# GIVEN RECORDS start

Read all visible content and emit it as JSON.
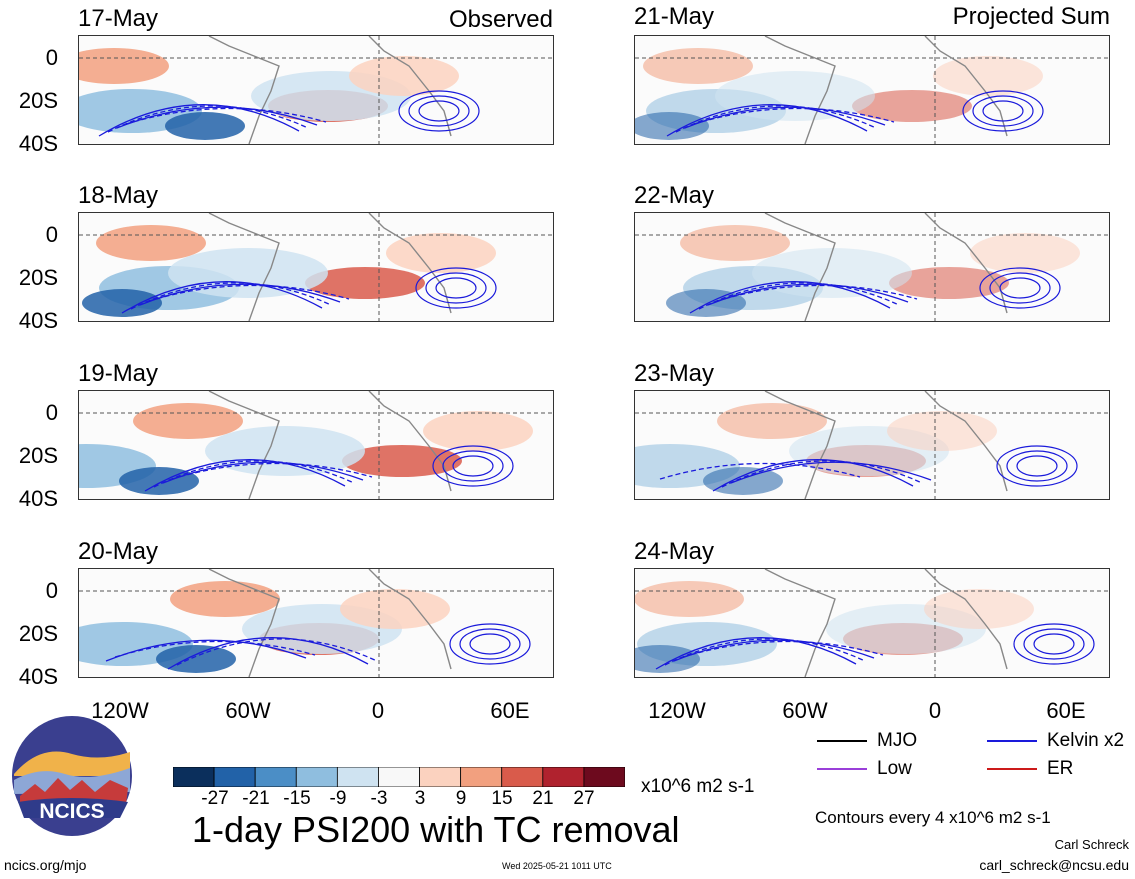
{
  "columns": {
    "left_title": "Observed",
    "right_title": "Projected Sum"
  },
  "observed_dates": [
    "17-May",
    "18-May",
    "19-May",
    "20-May"
  ],
  "projected_dates": [
    "21-May",
    "22-May",
    "23-May",
    "24-May"
  ],
  "lat_labels": [
    "0",
    "20S",
    "40S"
  ],
  "lon_labels": [
    "120W",
    "60W",
    "0",
    "60E"
  ],
  "colorbar": {
    "ticks": [
      "-27",
      "-21",
      "-15",
      "-9",
      "-3",
      "3",
      "9",
      "15",
      "21",
      "27"
    ],
    "unit": "x10^6 m2 s-1",
    "colors": [
      "#0b2f5c",
      "#2262a8",
      "#4b8ec6",
      "#8fbedf",
      "#cfe3f1",
      "#f8f8f8",
      "#fbd2bf",
      "#f2a07f",
      "#d95b4b",
      "#b0222e",
      "#6d0a1e"
    ]
  },
  "legend": {
    "items": [
      {
        "label": "MJO",
        "color": "#000000"
      },
      {
        "label": "Kelvin x2",
        "color": "#1a1adb"
      },
      {
        "label": "Low",
        "color": "#9a3fd9"
      },
      {
        "label": "ER",
        "color": "#cc1a1a"
      }
    ],
    "contour_note": "Contours every 4 x10^6 m2 s-1"
  },
  "title": "1-day PSI200 with TC removal",
  "logo_text": "NCICS",
  "footer": {
    "url": "ncics.org/mjo",
    "timestamp": "Wed 2025-05-21 1011 UTC",
    "author": "Carl Schreck",
    "email": "carl_schreck@ncsu.edu"
  }
}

# GIVEN RECORDS end

## EXERCISE AIM:
Omit the pictures. Transcribe every record exactly.

## TASK OUTPUT:
Read all visible content and emit it as JSON.
{
  "columns": {
    "left_title": "Observed",
    "right_title": "Projected Sum"
  },
  "observed_dates": [
    "17-May",
    "18-May",
    "19-May",
    "20-May"
  ],
  "projected_dates": [
    "21-May",
    "22-May",
    "23-May",
    "24-May"
  ],
  "lat_labels": [
    "0",
    "20S",
    "40S"
  ],
  "lon_labels": [
    "120W",
    "60W",
    "0",
    "60E"
  ],
  "colorbar": {
    "ticks": [
      "-27",
      "-21",
      "-15",
      "-9",
      "-3",
      "3",
      "9",
      "15",
      "21",
      "27"
    ],
    "unit": "x10^6 m2 s-1",
    "colors": [
      "#0b2f5c",
      "#2262a8",
      "#4b8ec6",
      "#8fbedf",
      "#cfe3f1",
      "#f8f8f8",
      "#fbd2bf",
      "#f2a07f",
      "#d95b4b",
      "#b0222e",
      "#6d0a1e"
    ]
  },
  "legend": {
    "items": [
      {
        "label": "MJO",
        "color": "#000000"
      },
      {
        "label": "Kelvin x2",
        "color": "#1a1adb"
      },
      {
        "label": "Low",
        "color": "#9a3fd9"
      },
      {
        "label": "ER",
        "color": "#cc1a1a"
      }
    ],
    "contour_note": "Contours every 4 x10^6 m2 s-1"
  },
  "title": "1-day PSI200 with TC removal",
  "logo_text": "NCICS",
  "footer": {
    "url": "ncics.org/mjo",
    "timestamp": "Wed 2025-05-21 1011 UTC",
    "author": "Carl Schreck",
    "email": "carl_schreck@ncsu.edu"
  }
}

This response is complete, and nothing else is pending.